- Your objective
In the material below, tally the lines that include the string "with", then write down only the total.
+++ Records for the task
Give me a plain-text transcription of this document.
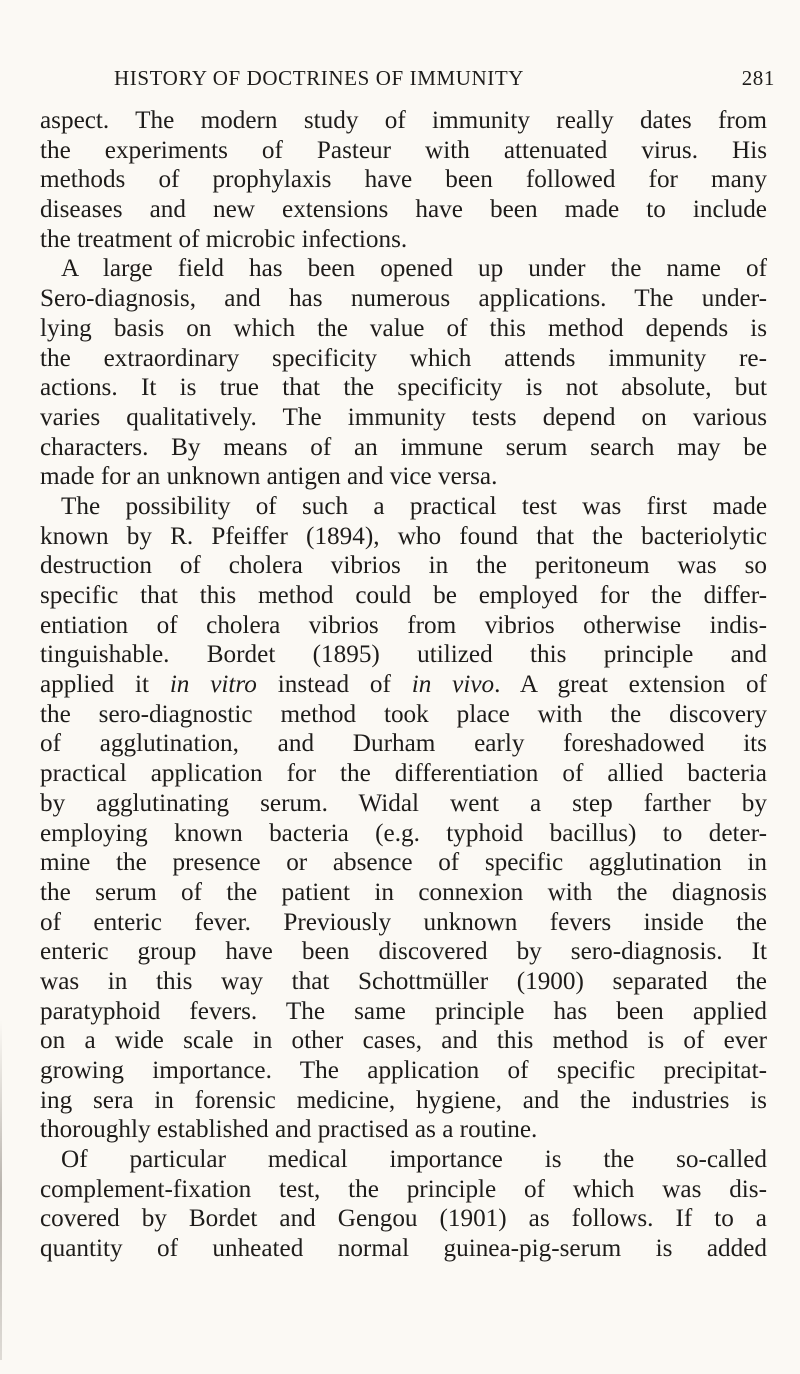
HISTORY OF DOCTRINES OF IMMUNITY	281
aspect. The modern study of immunity really dates from
the experiments of Pasteur with attenuated virus. His
methods of prophylaxis have been followed for many
diseases and new extensions have been made to include
the treatment of microbic infections.
A large field has been opened up under the name of
Sero-diagnosis, and has numerous applications. The under-
lying basis on which the value of this method depends is
the extraordinary specificity which attends immunity re-
actions. It is true that the specificity is not absolute, but
varies qualitatively. The immunity tests depend on various
characters. By means of an immune serum search may be
made for an unknown antigen and vice versa.
The possibility of such a practical test was first made
known by R. Pfeiffer (1894), who found that the bacteriolytic
destruction of cholera vibrios in the peritoneum was so
specific that this method could be employed for the differ-
entiation of cholera vibrios from vibrios otherwise indis-
tinguishable. Bordet (1895) utilized this principle and
applied it in vitro instead of in vivo. A great extension of
the sero-diagnostic method took place with the discovery
of agglutination, and Durham early foreshadowed its
practical application for the differentiation of allied bacteria
by agglutinating serum. Widal went a step farther by
employing known bacteria (e.g. typhoid bacillus) to deter-
mine the presence or absence of specific agglutination in
the serum of the patient in connexion with the diagnosis
of enteric fever. Previously unknown fevers inside the
enteric group have been discovered by sero-diagnosis. It
was in this way that Schottmüller (1900) separated the
paratyphoid fevers. The same principle has been applied
on a wide scale in other cases, and this method is of ever
growing importance. The application of specific precipitat-
ing sera in forensic medicine, hygiene, and the industries is
thoroughly established and practised as a routine.
Of particular medical importance is the so-called
complement-fixation test, the principle of which was dis-
covered by Bordet and Gengou (1901) as follows. If to a
quantity of unheated normal guinea-pig-serum is added
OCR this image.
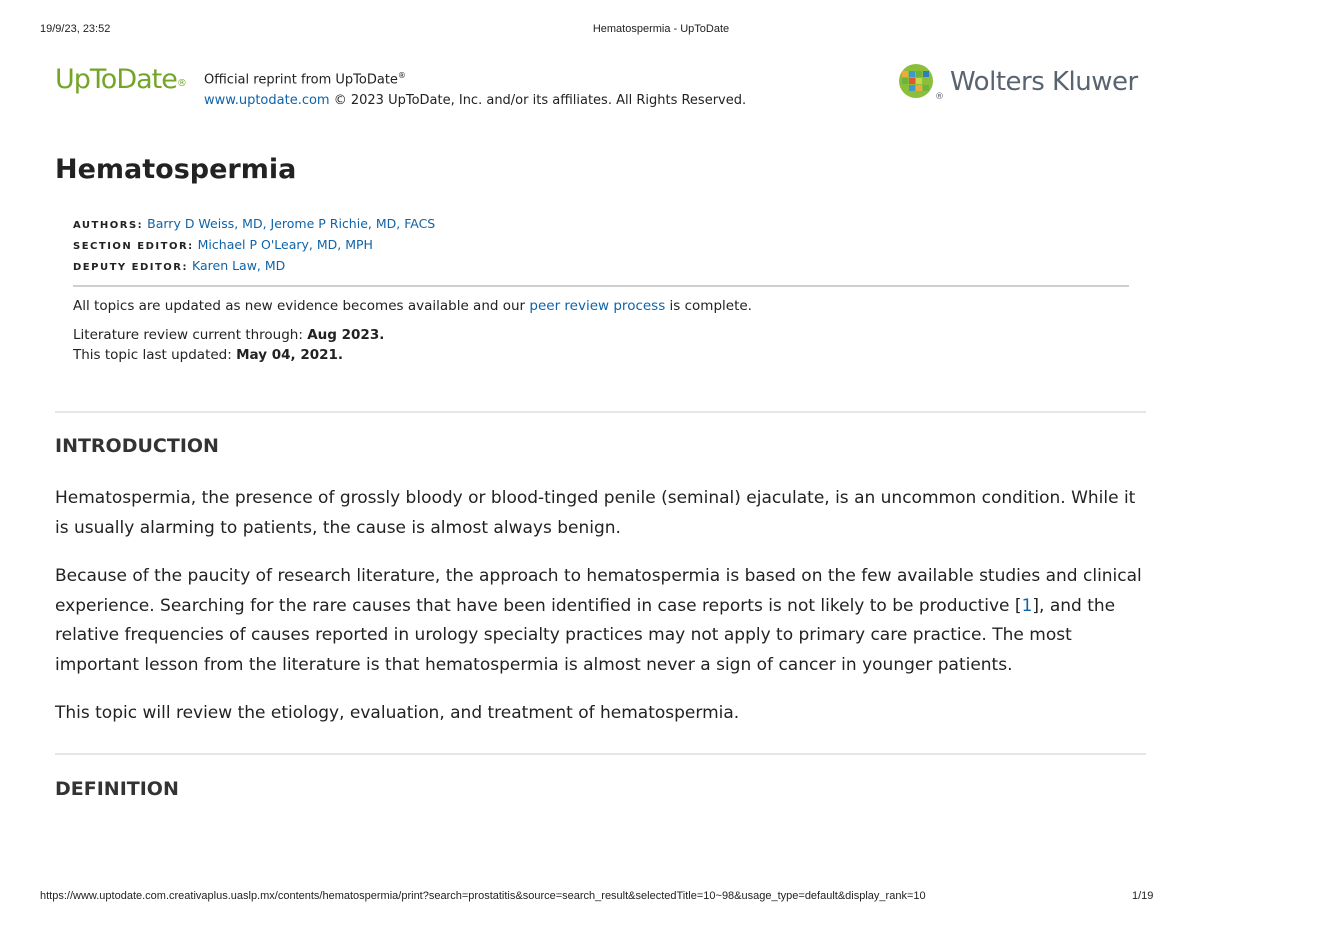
19/9/23, 23:52	Hematospermia - UpToDate
UpToDate® Official reprint from UpToDate®
www.uptodate.com © 2023 UpToDate, Inc. and/or its affiliates. All Rights Reserved.	® Wolters Kluwer
Hematospermia
AUTHORS: Barry D Weiss, MD, Jerome P Richie, MD, FACS
SECTION EDITOR: Michael P O'Leary, MD, MPH
DEPUTY EDITOR: Karen Law, MD
All topics are updated as new evidence becomes available and our peer review process is complete.
Literature review current through: Aug 2023.
This topic last updated: May 04, 2021.
INTRODUCTION

Hematospermia, the presence of grossly bloody or blood-tinged penile (seminal) ejaculate, is an uncommon condition. While it is usually alarming to patients, the cause is almost always benign.

Because of the paucity of research literature, the approach to hematospermia is based on the few available studies and clinical experience. Searching for the rare causes that have been identified in case reports is not likely to be productive [1], and the relative frequencies of causes reported in urology specialty practices may not apply to primary care practice. The most important lesson from the literature is that hematospermia is almost never a sign of cancer in younger patients.

This topic will review the etiology, evaluation, and treatment of hematospermia.

DEFINITION
https://www.uptodate.com.creativaplus.uaslp.mx/contents/hematospermia/print?search=prostatitis&source=search_result&selectedTitle=10~98&usage_type=default&display_rank=10	1/19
++++++
- Completed task
3